Start of Record extracts
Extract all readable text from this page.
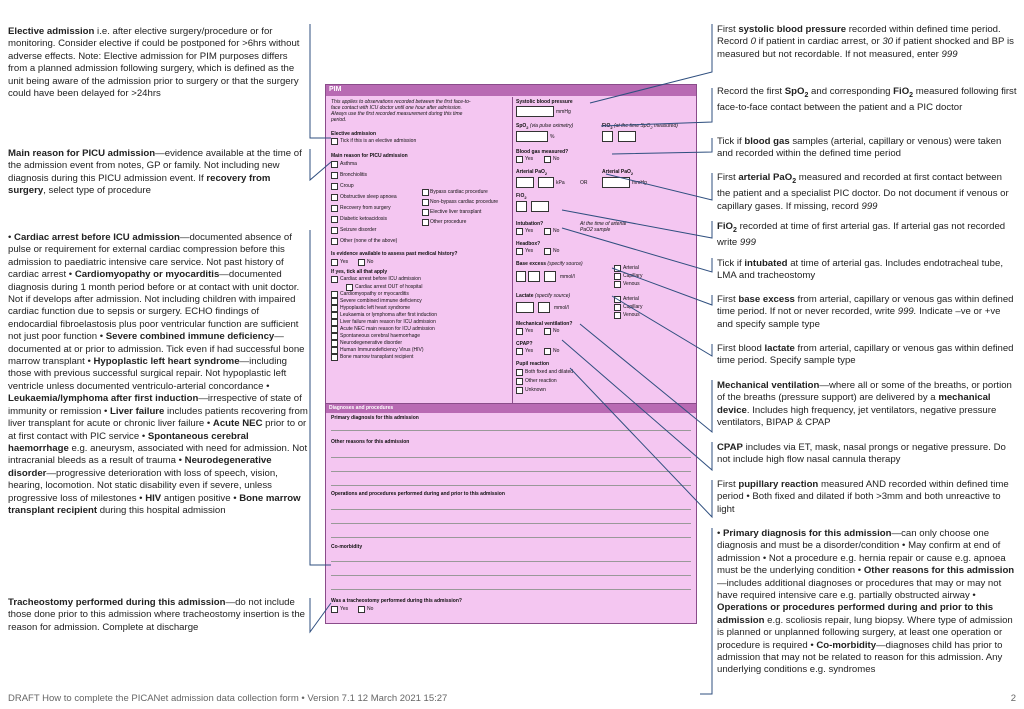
Elective admission i.e. after elective surgery/procedure or for monitoring. Consider elective if could be postponed for >6hrs without adverse effects. Note: Elective admission for PIM purposes differs from a planned admission following surgery, which is defined as the unit being aware of the admission prior to surgery or that the surgery could have been delayed for >24hrs
Main reason for PICU admission—evidence available at the time of the admission event from notes, GP or family. Not including new diagnosis during this PICU admission event. If recovery from surgery, select type of procedure
• Cardiac arrest before ICU admission—documented absence of pulse or requirement for external cardiac compression before this admission to paediatric intensive care service. Not past history of cardiac arrest • Cardiomyopathy or myocarditis—documented diagnosis during 1 month period before or at contact with unit doctor. Not if develops after admission. Not including children with impaired cardiac function due to sepsis or surgery. ECHO findings of endocardial fibroelastosis plus poor ventricular function are sufficient not just poor function • Severe combined immune deficiency—documented at or prior to admission. Tick even if had successful bone marrow transplant • Hypoplastic left heart syndrome—including those with previous successful surgical repair. Not hypoplastic left ventricle unless documented ventriculo-arterial concordance • Leukaemia/lymphoma after first induction—irrespective of state of immunity or remission • Liver failure includes patients recovering from liver transplant for acute or chronic liver failure • Acute NEC prior to or at first contact with PIC service • Spontaneous cerebral haemorrhage e.g. aneurysm, associated with need for admission. Not intracranial bleeds as a result of trauma • Neurodegenerative disorder—progressive deterioration with loss of speech, vision, hearing, locomotion. Not static disability even if severe, unless progressive loss of milestones • HIV antigen positive • Bone marrow transplant recipient during this hospital admission
Tracheostomy performed during this admission—do not include those done prior to this admission where tracheostomy insertion is the reason for admission. Complete at discharge
First systolic blood pressure recorded within defined time period. Record 0 if patient in cardiac arrest, or 30 if patient shocked and BP is measured but not recordable. If not measured, enter 999
Record the first SpO$_2$ and corresponding FiO$_2$ measured following first face-to-face contact between the patient and a PIC doctor
Tick if blood gas samples (arterial, capillary or venous) were taken and recorded within the defined time period
First arterial PaO$_2$ measured and recorded at first contact between the patient and a specialist PIC doctor. Do not document if venous or capillary gases. If missing, record 999
FiO$_2$ recorded at time of first arterial gas. If arterial gas not recorded write 999
Tick if intubated at time of arterial gas. Includes endotracheal tube, LMA and tracheostomy
First base excess from arterial, capillary or venous gas within defined time period. If not or never recorded, write 999. Indicate –ve or +ve and specify sample type
First blood lactate from arterial, capillary or venous gas within defined time period. Specify sample type
Mechanical ventilation—where all or some of the breaths, or portion of the breaths (pressure support) are delivered by a mechanical device. Includes high frequency, jet ventilators, negative pressure ventilators, BIPAP & CPAP
CPAP includes via ET, mask, nasal prongs or negative pressure. Do not include high flow nasal cannula therapy
First pupillary reaction measured AND recorded within defined time period • Both fixed and dilated if both >3mm and both unreactive to light
• Primary diagnosis for this admission—can only choose one diagnosis and must be a disorder/condition • May confirm at end of admission • Not a procedure e.g. hernia repair or cause e.g. apnoea must be the underlying condition • Other reasons for this admission—includes additional diagnoses or procedures that may or may not have required intensive care e.g. partially obstructed airway • Operations or procedures performed during and prior to this admission e.g. scoliosis repair, lung biopsy. Where type of admission is planned or unplanned following surgery, at least one operation or procedure is required • Co-morbidity—diagnoses child has prior to admission that may not be related to reason for this admission. Any underlying conditions e.g. syndromes
PIM
This applies to observations recorded between the first face-to-
face contact with ICU doctor until one hour after admission.
Always use the first recorded measurement during this time
period.
Elective admission
Tick if this is an elective admission
Main reason for PICU admission
Asthma
Bronchiolitis
Croup
Obstructive sleep apnoea
Recovery from surgery
Diabetic ketoacidosis
Seizure disorder
Other (none of the above)
Bypass cardiac procedure
Non-bypass cardiac procedure
Elective liver transplant
Other procedure
Is evidence available to assess past medical history?
Yes	No
If yes, tick all that apply
Cardiac arrest before ICU admission
Cardiac arrest OUT of hospital
Cardiomyopathy or myocarditis
Severe combined immune deficiency
Hypoplastic left heart syndrome
Leukaemia or lymphoma after first induction
Liver failure main reason for ICU admission
Acute NEC main reason for ICU admission
Spontaneous cerebral haemorrhage
Neurodegenerative disorder
Human Immunodeficiency Virus (HIV)
Bone marrow transplant recipient
Systolic blood pressure
mmHg
SpO$_2$ (via pulse oximetry)
%
FiO$_2$ (at the time SpO$_2$ measured)
Blood gas measured?
Yes	No
Arterial PaO$_2$
kPa	OR
Arterial PaO$_2$
mmHg
FiO$_2$
Intubation?
Yes	No
At the time of arterial
PaO2 sample
Headbox?
Yes	No
Base excess (specify source)
mmol/l
Arterial
Capillary
Venous
Lactate (specify source)
mmol/l
Arterial
Capillary
Venous
Mechanical ventilation?
Yes	No
CPAP?
Yes	No
Pupil reaction
Both fixed and dilated
Other reaction
Unknown
Diagnoses and procedures
Primary diagnosis for this admission
Other reasons for this admission
Operations and procedures performed during and prior to this admission
Co-morbidity
Was a tracheostomy performed during this admission?
Yes	No
DRAFT How to complete the PICANet admission data collection form • Version 7.1 12 March 2021 15:27	2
End of Record extracts
- **Problem details**
Nothing but an exact copy of the data, without pictures, should be returned.

- **Reply to the task**
Extract all readable text from this page.
Elective admission i.e. after elective surgery/procedure or for monitoring. Consider elective if could be postponed for >6hrs without adverse effects. Note: Elective admission for PIM purposes differs from a planned admission following surgery, which is defined as the unit being aware of the admission prior to surgery or that the surgery could have been delayed for >24hrs
Main reason for PICU admission—evidence available at the time of the admission event from notes, GP or family. Not including new diagnosis during this PICU admission event. If recovery from surgery, select type of procedure
• Cardiac arrest before ICU admission—documented absence of pulse or requirement for external cardiac compression before this admission to paediatric intensive care service. Not past history of cardiac arrest • Cardiomyopathy or myocarditis—documented diagnosis during 1 month period before or at contact with unit doctor. Not if develops after admission. Not including children with impaired cardiac function due to sepsis or surgery. ECHO findings of endocardial fibroelastosis plus poor ventricular function are sufficient not just poor function • Severe combined immune deficiency—documented at or prior to admission. Tick even if had successful bone marrow transplant • Hypoplastic left heart syndrome—including those with previous successful surgical repair. Not hypoplastic left ventricle unless documented ventriculo-arterial concordance • Leukaemia/lymphoma after first induction—irrespective of state of immunity or remission • Liver failure includes patients recovering from liver transplant for acute or chronic liver failure • Acute NEC prior to or at first contact with PIC service • Spontaneous cerebral haemorrhage e.g. aneurysm, associated with need for admission. Not intracranial bleeds as a result of trauma • Neurodegenerative disorder—progressive deterioration with loss of speech, vision, hearing, locomotion. Not static disability even if severe, unless progressive loss of milestones • HIV antigen positive • Bone marrow transplant recipient during this hospital admission
Tracheostomy performed during this admission—do not include those done prior to this admission where tracheostomy insertion is the reason for admission. Complete at discharge
First systolic blood pressure recorded within defined time period. Record 0 if patient in cardiac arrest, or 30 if patient shocked and BP is measured but not recordable. If not measured, enter 999
Record the first SpO$_2$ and corresponding FiO$_2$ measured following first face-to-face contact between the patient and a PIC doctor
Tick if blood gas samples (arterial, capillary or venous) were taken and recorded within the defined time period
First arterial PaO$_2$ measured and recorded at first contact between the patient and a specialist PIC doctor. Do not document if venous or capillary gases. If missing, record 999
FiO$_2$ recorded at time of first arterial gas. If arterial gas not recorded write 999
Tick if intubated at time of arterial gas. Includes endotracheal tube, LMA and tracheostomy
First base excess from arterial, capillary or venous gas within defined time period. If not or never recorded, write 999. Indicate –ve or +ve and specify sample type
First blood lactate from arterial, capillary or venous gas within defined time period. Specify sample type
Mechanical ventilation—where all or some of the breaths, or portion of the breaths (pressure support) are delivered by a mechanical device. Includes high frequency, jet ventilators, negative pressure ventilators, BIPAP & CPAP
CPAP includes via ET, mask, nasal prongs or negative pressure. Do not include high flow nasal cannula therapy
First pupillary reaction measured AND recorded within defined time period • Both fixed and dilated if both >3mm and both unreactive to light
• Primary diagnosis for this admission—can only choose one diagnosis and must be a disorder/condition • May confirm at end of admission • Not a procedure e.g. hernia repair or cause e.g. apnoea must be the underlying condition • Other reasons for this admission—includes additional diagnoses or procedures that may or may not have required intensive care e.g. partially obstructed airway • Operations or procedures performed during and prior to this admission e.g. scoliosis repair, lung biopsy. Where type of admission is planned or unplanned following surgery, at least one operation or procedure is required • Co-morbidity—diagnoses child has prior to admission that may not be related to reason for this admission. Any underlying conditions e.g. syndromes
PIM
This applies to observations recorded between the first face-to-
face contact with ICU doctor until one hour after admission.
Always use the first recorded measurement during this time
period.
Elective admission
Tick if this is an elective admission
Main reason for PICU admission
Asthma
Bronchiolitis
Croup
Obstructive sleep apnoea
Recovery from surgery
Diabetic ketoacidosis
Seizure disorder
Other (none of the above)
Bypass cardiac procedure
Non-bypass cardiac procedure
Elective liver transplant
Other procedure
Is evidence available to assess past medical history?
Yes	No
If yes, tick all that apply
Cardiac arrest before ICU admission
Cardiac arrest OUT of hospital
Cardiomyopathy or myocarditis
Severe combined immune deficiency
Hypoplastic left heart syndrome
Leukaemia or lymphoma after first induction
Liver failure main reason for ICU admission
Acute NEC main reason for ICU admission
Spontaneous cerebral haemorrhage
Neurodegenerative disorder
Human Immunodeficiency Virus (HIV)
Bone marrow transplant recipient
Systolic blood pressure
mmHg
SpO$_2$ (via pulse oximetry)
%
FiO$_2$ (at the time SpO$_2$ measured)
Blood gas measured?
Yes	No
Arterial PaO$_2$
kPa	OR
Arterial PaO$_2$
mmHg
FiO$_2$
Intubation?
Yes	No
At the time of arterial
PaO2 sample
Headbox?
Yes	No
Base excess (specify source)
mmol/l
Arterial
Capillary
Venous
Lactate (specify source)
mmol/l
Arterial
Capillary
Venous
Mechanical ventilation?
Yes	No
CPAP?
Yes	No
Pupil reaction
Both fixed and dilated
Other reaction
Unknown
Diagnoses and procedures
Primary diagnosis for this admission
Other reasons for this admission
Operations and procedures performed during and prior to this admission
Co-morbidity
Was a tracheostomy performed during this admission?
Yes	No
DRAFT How to complete the PICANet admission data collection form • Version 7.1 12 March 2021 15:27	2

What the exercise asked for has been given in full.